**What you have to do**
Transcribe the data in full and exactly, omitting any pictures.
::::
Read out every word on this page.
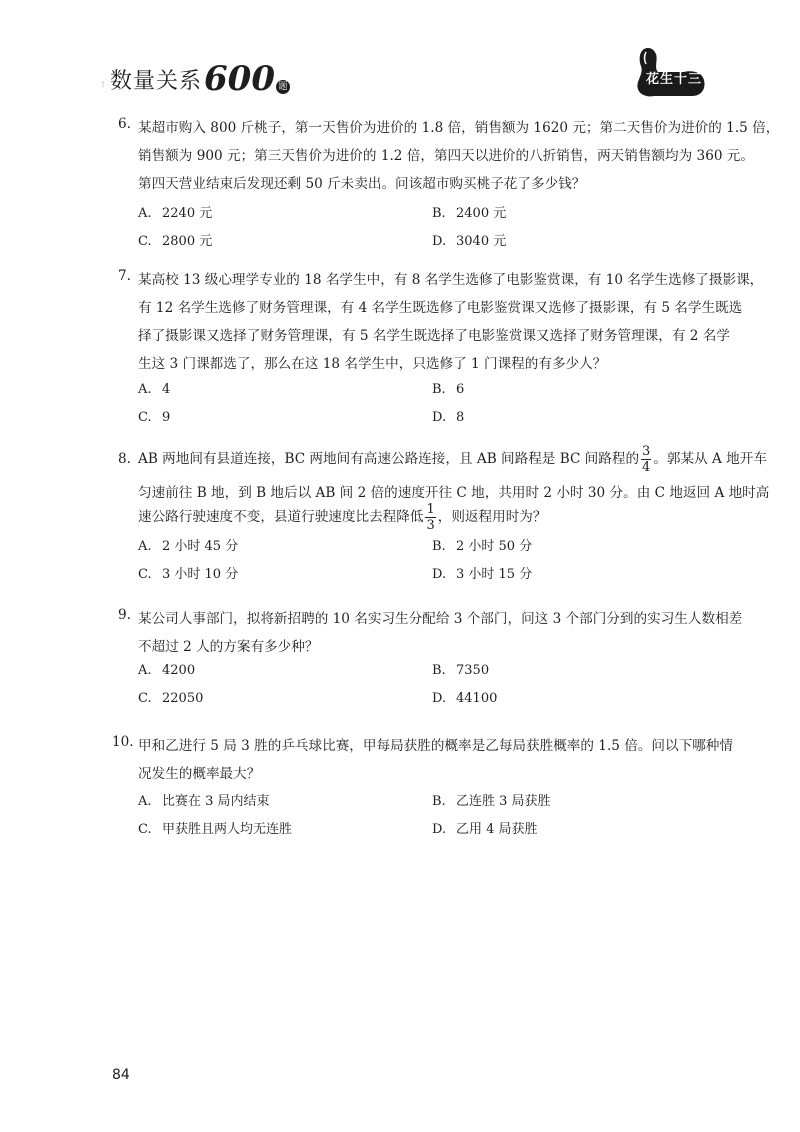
⋮ 数量关系 600 题	花生十三
6. 某超市购入 800 斤桃子，第一天售价为进价的 1.8 倍，销售额为 1620 元；第二天售价为进价的 1.5 倍，
销售额为 900 元；第三天售价为进价的 1.2 倍，第四天以进价的八折销售，两天销售额均为 360 元。
第四天营业结束后发现还剩 50 斤未卖出。问该超市购买桃子花了多少钱？
A. 2240 元	B. 2400 元
C. 2800 元	D. 3040 元
7. 某高校 13 级心理学专业的 18 名学生中，有 8 名学生选修了电影鉴赏课，有 10 名学生选修了摄影课，
有 12 名学生选修了财务管理课，有 4 名学生既选修了电影鉴赏课又选修了摄影课，有 5 名学生既选
择了摄影课又选择了财务管理课，有 5 名学生既选择了电影鉴赏课又选择了财务管理课，有 2 名学
生这 3 门课都选了，那么在这 18 名学生中，只选修了 1 门课程的有多少人？
A. 4	B. 6
C. 9	D. 8
8. AB 两地间有县道连接，BC 两地间有高速公路连接，且 AB 间路程是 BC 间路程的 $\frac{3}{4}$ 。郭某从 A 地开车
匀速前往 B 地，到 B 地后以 AB 间 2 倍的速度开往 C 地，共用时 2 小时 30 分。由 C 地返回 A 地时高
速公路行驶速度不变，县道行驶速度比去程降低 $\frac{1}{3}$ ，则返程用时为？
A. 2 小时 45 分	B. 2 小时 50 分
C. 3 小时 10 分	D. 3 小时 15 分
9. 某公司人事部门，拟将新招聘的 10 名实习生分配给 3 个部门，问这 3 个部门分到的实习生人数相差
不超过 2 人的方案有多少种？
A. 4200	B. 7350
C. 22050	D. 44100
10. 甲和乙进行 5 局 3 胜的乒乓球比赛，甲每局获胜的概率是乙每局获胜概率的 1.5 倍。问以下哪种情
况发生的概率最大？
A. 比赛在 3 局内结束	B. 乙连胜 3 局获胜
C. 甲获胜且两人均无连胜	D. 乙用 4 局获胜
84
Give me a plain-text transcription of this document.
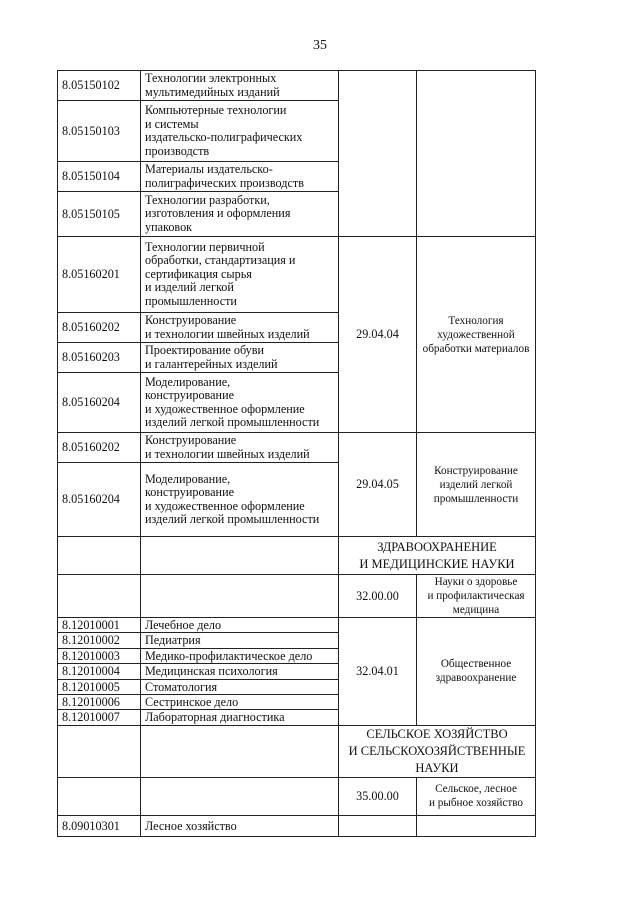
35
8.05150102	Технологии электронных
мультимедийных изданий		
8.05150103	Компьютерные технологии
и системы
издательско-полиграфических
производств		
8.05150104	Материалы издательско-
полиграфических производств		
8.05150105	Технологии разработки,
изготовления и оформления
упаковок		
8.05160201	Технологии первичной
обработки, стандартизация и
сертификация сырья
и изделий легкой
промышленности	29.04.04	Технология художественной
обработки материалов
8.05160202	Конструирование
и технологии швейных изделий		
8.05160203	Проектирование обуви
и галантерейных изделий		
8.05160204	Моделирование,
конструирование
и художественное оформление
изделий легкой промышленности		
8.05160202	Конструирование
и технологии швейных изделий	29.04.05	Конструирование изделий легкой
промышленности
8.05160204	Моделирование,
конструирование
и художественное оформление
изделий легкой промышленности		
		ЗДРАВООХРАНЕНИЕ
И МЕДИЦИНСКИЕ НАУКИ	
		32.00.00	Науки о здоровье
и профилактическая медицина
8.12010001	Лечебное дело	32.04.01	Общественное здравоохранение
8.12010002	Педиатрия		
8.12010003	Медико-профилактическое дело		
8.12010004	Медицинская психология		
8.12010005	Стоматология		
8.12010006	Сестринское дело		
8.12010007	Лабораторная диагностика		
		СЕЛЬСКОЕ ХОЗЯЙСТВО
И СЕЛЬСКОХОЗЯЙСТВЕННЫЕ НАУКИ	
		35.00.00	Сельское, лесное
и рыбное хозяйство
8.09010301	Лесное хозяйство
::::
**Exercise result**
Read out every word on this page.
⋮ 数量关系 600 题	花生十三
6. 某超市购入 800 斤桃子，第一天售价为进价的 1.8 倍，销售额为 1620 元；第二天售价为进价的 1.5 倍，
销售额为 900 元；第三天售价为进价的 1.2 倍，第四天以进价的八折销售，两天销售额均为 360 元。
第四天营业结束后发现还剩 50 斤未卖出。问该超市购买桃子花了多少钱？
A. 2240 元	B. 2400 元
C. 2800 元	D. 3040 元
7. 某高校 13 级心理学专业的 18 名学生中，有 8 名学生选修了电影鉴赏课，有 10 名学生选修了摄影课，
有 12 名学生选修了财务管理课，有 4 名学生既选修了电影鉴赏课又选修了摄影课，有 5 名学生既选
择了摄影课又选择了财务管理课，有 5 名学生既选择了电影鉴赏课又选择了财务管理课，有 2 名学
生这 3 门课都选了，那么在这 18 名学生中，只选修了 1 门课程的有多少人？
A. 4	B. 6
C. 9	D. 8
8. AB 两地间有县道连接，BC 两地间有高速公路连接，且 AB 间路程是 BC 间路程的 $\frac{3}{4}$ 。郭某从 A 地开车
匀速前往 B 地，到 B 地后以 AB 间 2 倍的速度开往 C 地，共用时 2 小时 30 分。由 C 地返回 A 地时高
速公路行驶速度不变，县道行驶速度比去程降低 $\frac{1}{3}$ ，则返程用时为？
A. 2 小时 45 分	B. 2 小时 50 分
C. 3 小时 10 分	D. 3 小时 15 分
9. 某公司人事部门，拟将新招聘的 10 名实习生分配给 3 个部门，问这 3 个部门分到的实习生人数相差
不超过 2 人的方案有多少种？
A. 4200	B. 7350
C. 22050	D. 44100
10. 甲和乙进行 5 局 3 胜的乒乓球比赛，甲每局获胜的概率是乙每局获胜概率的 1.5 倍。问以下哪种情
况发生的概率最大？
A. 比赛在 3 局内结束	B. 乙连胜 3 局获胜
C. 甲获胜且两人均无连胜	D. 乙用 4 局获胜
84
Give me a plain-text transcription of this document.
35
8.05150102	Технологии электронных
мультимедийных изданий		
8.05150103	Компьютерные технологии
и системы
издательско-полиграфических
производств		
8.05150104	Материалы издательско-
полиграфических производств		
8.05150105	Технологии разработки,
изготовления и оформления
упаковок		
8.05160201	Технологии первичной
обработки, стандартизация и
сертификация сырья
и изделий легкой
промышленности	29.04.04	Технология художественной
обработки материалов
8.05160202	Конструирование
и технологии швейных изделий		
8.05160203	Проектирование обуви
и галантерейных изделий		
8.05160204	Моделирование,
конструирование
и художественное оформление
изделий легкой промышленности		
8.05160202	Конструирование
и технологии швейных изделий	29.04.05	Конструирование изделий легкой
промышленности
8.05160204	Моделирование,
конструирование
и художественное оформление
изделий легкой промышленности		
		ЗДРАВООХРАНЕНИЕ
И МЕДИЦИНСКИЕ НАУКИ	
		32.00.00	Науки о здоровье
и профилактическая медицина
8.12010001	Лечебное дело	32.04.01	Общественное здравоохранение
8.12010002	Педиатрия		
8.12010003	Медико-профилактическое дело		
8.12010004	Медицинская психология		
8.12010005	Стоматология		
8.12010006	Сестринское дело		
8.12010007	Лабораторная диагностика		
		СЕЛЬСКОЕ ХОЗЯЙСТВО
И СЕЛЬСКОХОЗЯЙСТВЕННЫЕ НАУКИ	
		35.00.00	Сельское, лесное
и рыбное хозяйство
8.09010301	Лесное хозяйство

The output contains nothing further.